** Start of Dataset records **
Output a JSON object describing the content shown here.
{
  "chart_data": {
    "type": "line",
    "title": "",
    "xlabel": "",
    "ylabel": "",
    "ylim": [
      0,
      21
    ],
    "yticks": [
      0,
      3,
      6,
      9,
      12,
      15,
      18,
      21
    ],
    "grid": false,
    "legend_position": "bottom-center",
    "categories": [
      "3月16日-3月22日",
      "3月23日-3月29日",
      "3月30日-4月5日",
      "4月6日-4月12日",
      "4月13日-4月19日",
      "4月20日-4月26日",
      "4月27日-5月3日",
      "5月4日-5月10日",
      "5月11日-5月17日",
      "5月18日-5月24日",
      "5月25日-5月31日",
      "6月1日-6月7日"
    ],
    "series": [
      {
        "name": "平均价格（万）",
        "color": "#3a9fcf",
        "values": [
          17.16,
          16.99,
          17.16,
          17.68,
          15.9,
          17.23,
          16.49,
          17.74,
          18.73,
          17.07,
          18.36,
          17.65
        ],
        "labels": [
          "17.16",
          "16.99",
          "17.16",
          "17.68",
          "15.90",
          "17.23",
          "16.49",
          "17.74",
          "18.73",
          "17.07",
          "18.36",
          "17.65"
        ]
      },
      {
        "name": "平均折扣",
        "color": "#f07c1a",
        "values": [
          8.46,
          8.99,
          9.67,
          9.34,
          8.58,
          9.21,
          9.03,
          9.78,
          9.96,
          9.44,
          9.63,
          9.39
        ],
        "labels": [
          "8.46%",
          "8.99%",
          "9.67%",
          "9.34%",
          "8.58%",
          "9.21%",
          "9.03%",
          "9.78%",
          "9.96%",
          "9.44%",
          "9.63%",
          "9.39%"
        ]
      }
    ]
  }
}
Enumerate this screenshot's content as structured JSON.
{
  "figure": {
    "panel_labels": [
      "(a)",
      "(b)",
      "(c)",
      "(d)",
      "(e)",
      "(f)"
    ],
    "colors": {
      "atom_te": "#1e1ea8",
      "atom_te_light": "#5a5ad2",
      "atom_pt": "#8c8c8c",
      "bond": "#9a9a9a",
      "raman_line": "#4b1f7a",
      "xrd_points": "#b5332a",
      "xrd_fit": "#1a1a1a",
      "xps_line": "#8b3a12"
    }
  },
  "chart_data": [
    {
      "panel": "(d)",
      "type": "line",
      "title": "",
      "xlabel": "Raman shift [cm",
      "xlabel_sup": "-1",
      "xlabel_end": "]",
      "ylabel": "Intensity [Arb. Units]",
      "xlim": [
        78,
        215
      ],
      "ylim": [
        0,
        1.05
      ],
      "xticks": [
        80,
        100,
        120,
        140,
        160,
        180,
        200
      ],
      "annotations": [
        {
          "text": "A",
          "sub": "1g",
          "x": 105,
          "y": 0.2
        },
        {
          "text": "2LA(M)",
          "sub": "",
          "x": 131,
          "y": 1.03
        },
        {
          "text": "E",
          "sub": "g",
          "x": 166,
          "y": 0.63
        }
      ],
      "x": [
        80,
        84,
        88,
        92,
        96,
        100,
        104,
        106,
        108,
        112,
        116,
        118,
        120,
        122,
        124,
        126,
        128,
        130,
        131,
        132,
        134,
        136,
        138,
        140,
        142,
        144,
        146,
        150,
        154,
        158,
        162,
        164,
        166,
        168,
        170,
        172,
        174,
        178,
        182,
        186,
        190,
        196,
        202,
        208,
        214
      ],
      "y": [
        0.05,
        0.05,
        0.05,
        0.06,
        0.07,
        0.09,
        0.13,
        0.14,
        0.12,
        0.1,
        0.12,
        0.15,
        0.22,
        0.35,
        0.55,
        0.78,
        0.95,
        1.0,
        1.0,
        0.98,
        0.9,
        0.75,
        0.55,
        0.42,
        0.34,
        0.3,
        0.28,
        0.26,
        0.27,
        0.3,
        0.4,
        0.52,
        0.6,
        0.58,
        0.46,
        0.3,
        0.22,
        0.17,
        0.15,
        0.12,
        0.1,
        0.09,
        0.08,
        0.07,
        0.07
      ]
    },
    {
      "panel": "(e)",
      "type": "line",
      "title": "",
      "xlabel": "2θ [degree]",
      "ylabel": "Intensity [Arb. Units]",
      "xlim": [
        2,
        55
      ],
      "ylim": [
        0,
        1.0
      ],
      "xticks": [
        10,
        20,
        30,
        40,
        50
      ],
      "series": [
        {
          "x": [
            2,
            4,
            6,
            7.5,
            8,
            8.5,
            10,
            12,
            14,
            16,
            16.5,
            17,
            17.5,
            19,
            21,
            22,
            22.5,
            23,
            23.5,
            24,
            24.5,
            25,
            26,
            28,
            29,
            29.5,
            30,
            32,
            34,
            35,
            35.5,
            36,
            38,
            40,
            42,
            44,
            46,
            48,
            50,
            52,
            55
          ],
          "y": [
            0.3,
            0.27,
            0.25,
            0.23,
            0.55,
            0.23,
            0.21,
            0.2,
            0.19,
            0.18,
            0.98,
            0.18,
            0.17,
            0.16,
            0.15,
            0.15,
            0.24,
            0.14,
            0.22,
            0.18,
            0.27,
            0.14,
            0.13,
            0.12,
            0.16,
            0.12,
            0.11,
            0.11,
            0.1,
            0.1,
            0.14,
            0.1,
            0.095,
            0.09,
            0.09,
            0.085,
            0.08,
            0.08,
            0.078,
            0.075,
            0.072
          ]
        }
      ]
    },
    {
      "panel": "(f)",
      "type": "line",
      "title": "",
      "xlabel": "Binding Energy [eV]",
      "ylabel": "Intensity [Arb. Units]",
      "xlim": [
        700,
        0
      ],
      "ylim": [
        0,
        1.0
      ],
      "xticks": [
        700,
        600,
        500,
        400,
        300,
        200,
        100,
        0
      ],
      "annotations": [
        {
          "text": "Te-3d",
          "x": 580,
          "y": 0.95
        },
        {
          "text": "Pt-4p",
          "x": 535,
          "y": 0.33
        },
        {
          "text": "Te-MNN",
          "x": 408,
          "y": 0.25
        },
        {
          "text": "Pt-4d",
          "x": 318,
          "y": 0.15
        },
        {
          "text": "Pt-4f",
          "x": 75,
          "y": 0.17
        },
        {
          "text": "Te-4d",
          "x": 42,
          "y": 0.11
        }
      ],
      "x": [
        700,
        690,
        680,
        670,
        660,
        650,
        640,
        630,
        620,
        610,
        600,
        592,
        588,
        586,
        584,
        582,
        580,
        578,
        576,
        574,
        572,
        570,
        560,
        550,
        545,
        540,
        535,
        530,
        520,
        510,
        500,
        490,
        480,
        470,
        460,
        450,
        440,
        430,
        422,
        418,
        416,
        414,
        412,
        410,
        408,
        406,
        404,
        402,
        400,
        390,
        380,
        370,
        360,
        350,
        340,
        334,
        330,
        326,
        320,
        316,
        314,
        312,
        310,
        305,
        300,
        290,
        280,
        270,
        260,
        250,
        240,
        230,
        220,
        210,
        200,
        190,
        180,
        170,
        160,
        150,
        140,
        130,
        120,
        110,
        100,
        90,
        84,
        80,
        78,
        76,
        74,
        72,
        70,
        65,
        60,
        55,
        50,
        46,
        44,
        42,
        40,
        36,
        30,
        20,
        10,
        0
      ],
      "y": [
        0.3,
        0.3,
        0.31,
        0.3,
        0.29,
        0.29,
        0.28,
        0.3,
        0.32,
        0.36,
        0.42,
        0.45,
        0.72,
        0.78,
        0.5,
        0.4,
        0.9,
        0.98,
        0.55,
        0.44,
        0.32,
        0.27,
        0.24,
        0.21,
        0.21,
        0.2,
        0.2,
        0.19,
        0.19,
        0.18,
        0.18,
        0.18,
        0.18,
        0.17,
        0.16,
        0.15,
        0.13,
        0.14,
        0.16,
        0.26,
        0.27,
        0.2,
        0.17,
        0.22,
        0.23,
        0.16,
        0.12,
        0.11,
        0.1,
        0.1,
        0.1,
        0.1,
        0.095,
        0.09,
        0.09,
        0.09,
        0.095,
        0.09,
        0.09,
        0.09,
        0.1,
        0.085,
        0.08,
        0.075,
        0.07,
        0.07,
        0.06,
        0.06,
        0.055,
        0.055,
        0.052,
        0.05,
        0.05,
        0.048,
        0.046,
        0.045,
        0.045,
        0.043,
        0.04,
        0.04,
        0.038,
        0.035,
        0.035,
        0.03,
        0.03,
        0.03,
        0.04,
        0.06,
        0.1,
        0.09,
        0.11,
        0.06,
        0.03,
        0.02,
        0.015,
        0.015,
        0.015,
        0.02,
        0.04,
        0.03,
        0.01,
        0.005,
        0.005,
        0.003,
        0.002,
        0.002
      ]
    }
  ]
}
** End of Dataset records **
**What is required**
Copy the lines from the entries above in which the word "text" appears.

**Task answer**
          "text": "A",
          "text": "2LA(M)",
          "text": "E",
          "text": "Te-3d",
          "text": "Pt-4p",
          "text": "Te-MNN",
          "text": "Pt-4d",
          "text": "Pt-4f",
          "text": "Te-4d",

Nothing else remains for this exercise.